### Problem requirements
Where a line holds the word "РОССИИ", copy that line.
* BEGIN Records to process *
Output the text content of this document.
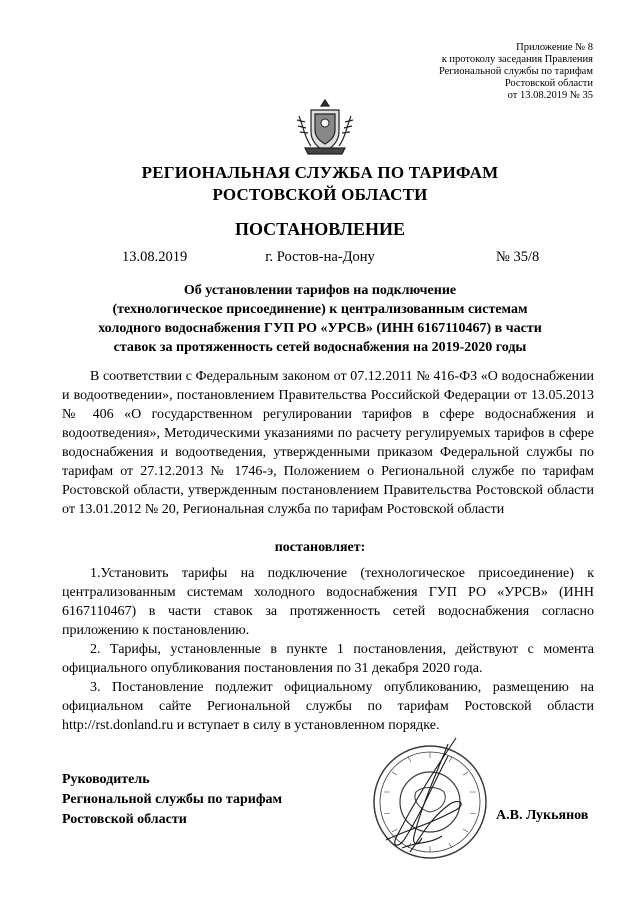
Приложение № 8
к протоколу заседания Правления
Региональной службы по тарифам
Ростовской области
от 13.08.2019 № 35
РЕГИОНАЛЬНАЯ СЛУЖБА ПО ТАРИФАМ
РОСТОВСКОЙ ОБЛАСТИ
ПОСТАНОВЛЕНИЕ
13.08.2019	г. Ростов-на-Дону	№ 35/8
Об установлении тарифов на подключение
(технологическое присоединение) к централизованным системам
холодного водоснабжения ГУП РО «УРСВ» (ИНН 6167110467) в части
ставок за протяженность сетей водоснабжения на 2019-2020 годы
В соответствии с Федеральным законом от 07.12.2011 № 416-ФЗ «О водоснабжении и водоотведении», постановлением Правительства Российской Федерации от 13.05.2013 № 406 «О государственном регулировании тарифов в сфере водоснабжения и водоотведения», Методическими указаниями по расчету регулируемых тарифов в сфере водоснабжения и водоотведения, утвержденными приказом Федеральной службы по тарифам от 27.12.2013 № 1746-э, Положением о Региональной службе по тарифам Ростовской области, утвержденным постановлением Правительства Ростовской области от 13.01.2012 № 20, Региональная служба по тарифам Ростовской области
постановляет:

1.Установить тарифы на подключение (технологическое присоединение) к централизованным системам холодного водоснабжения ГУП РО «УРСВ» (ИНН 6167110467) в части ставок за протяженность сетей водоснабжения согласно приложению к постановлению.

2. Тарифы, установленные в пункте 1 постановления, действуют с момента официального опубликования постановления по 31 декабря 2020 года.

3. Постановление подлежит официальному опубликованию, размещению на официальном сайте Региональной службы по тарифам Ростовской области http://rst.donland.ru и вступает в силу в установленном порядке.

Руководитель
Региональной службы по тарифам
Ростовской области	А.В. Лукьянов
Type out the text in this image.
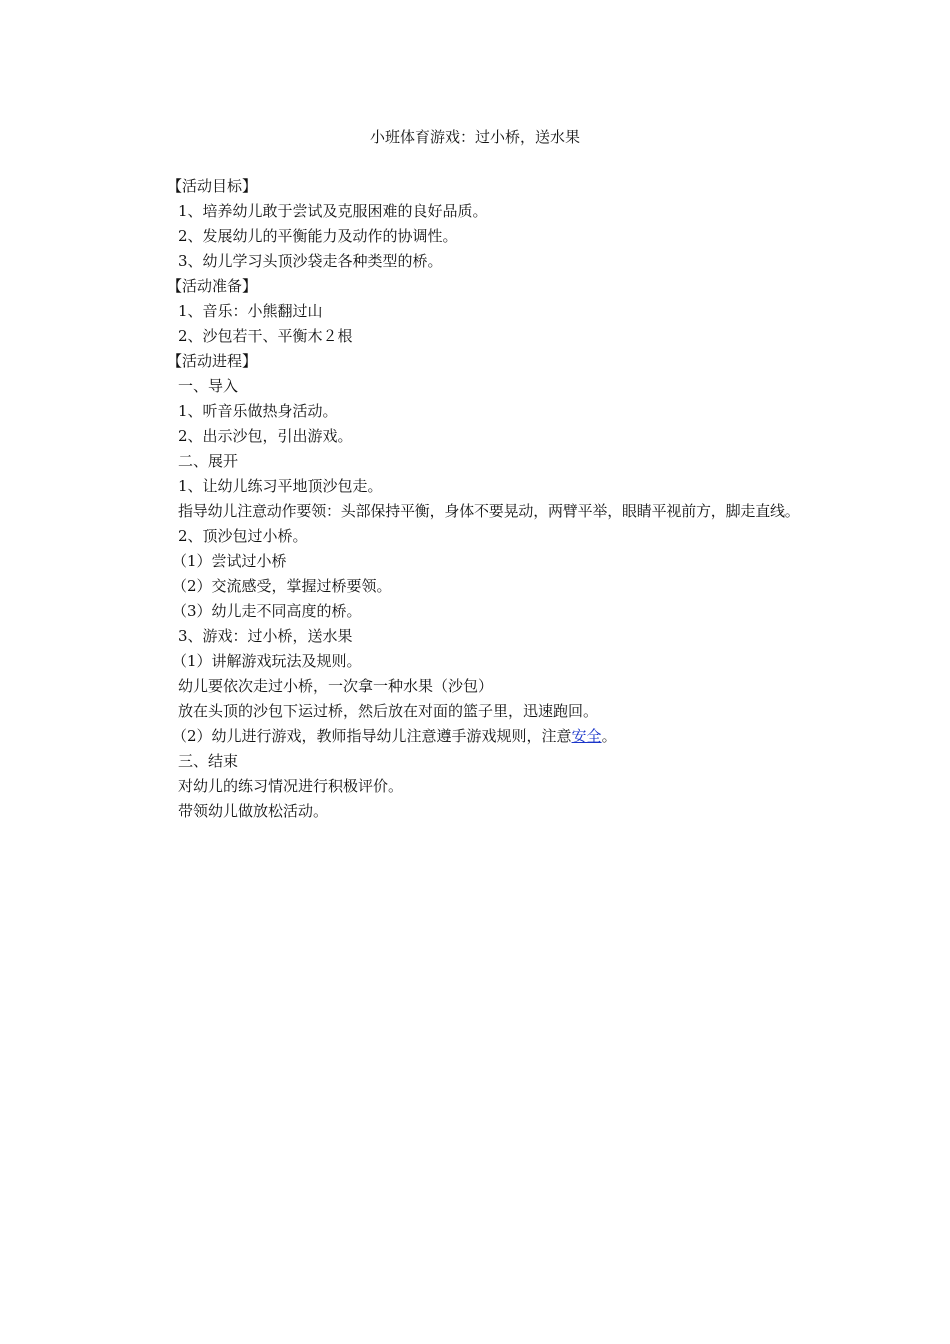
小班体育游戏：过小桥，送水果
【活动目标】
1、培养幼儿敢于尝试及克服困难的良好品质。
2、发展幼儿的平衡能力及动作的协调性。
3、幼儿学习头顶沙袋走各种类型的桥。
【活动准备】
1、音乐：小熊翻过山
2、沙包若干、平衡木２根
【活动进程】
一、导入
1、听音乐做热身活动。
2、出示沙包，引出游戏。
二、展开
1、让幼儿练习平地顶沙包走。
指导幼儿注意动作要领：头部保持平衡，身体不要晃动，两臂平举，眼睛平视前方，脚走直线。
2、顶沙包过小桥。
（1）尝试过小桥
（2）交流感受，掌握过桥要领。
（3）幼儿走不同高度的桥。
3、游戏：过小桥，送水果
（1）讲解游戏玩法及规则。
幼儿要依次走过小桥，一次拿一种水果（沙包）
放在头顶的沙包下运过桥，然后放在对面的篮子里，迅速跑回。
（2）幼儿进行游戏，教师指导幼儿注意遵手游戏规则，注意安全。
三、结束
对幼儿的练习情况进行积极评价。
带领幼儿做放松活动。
* END Records to process *
* BEGIN Records to process *
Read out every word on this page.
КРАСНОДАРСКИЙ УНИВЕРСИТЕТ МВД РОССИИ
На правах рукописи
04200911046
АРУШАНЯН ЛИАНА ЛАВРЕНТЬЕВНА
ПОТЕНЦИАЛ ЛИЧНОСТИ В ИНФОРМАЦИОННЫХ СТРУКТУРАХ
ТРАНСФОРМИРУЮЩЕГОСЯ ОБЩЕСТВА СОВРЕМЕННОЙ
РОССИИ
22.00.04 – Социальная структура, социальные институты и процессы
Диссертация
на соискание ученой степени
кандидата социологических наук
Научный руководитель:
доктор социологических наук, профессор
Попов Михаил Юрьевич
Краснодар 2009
* END Records to process *
### Result for this exercise
КРАСНОДАРСКИЙ УНИВЕРСИТЕТ МВД РОССИИ
РОССИИ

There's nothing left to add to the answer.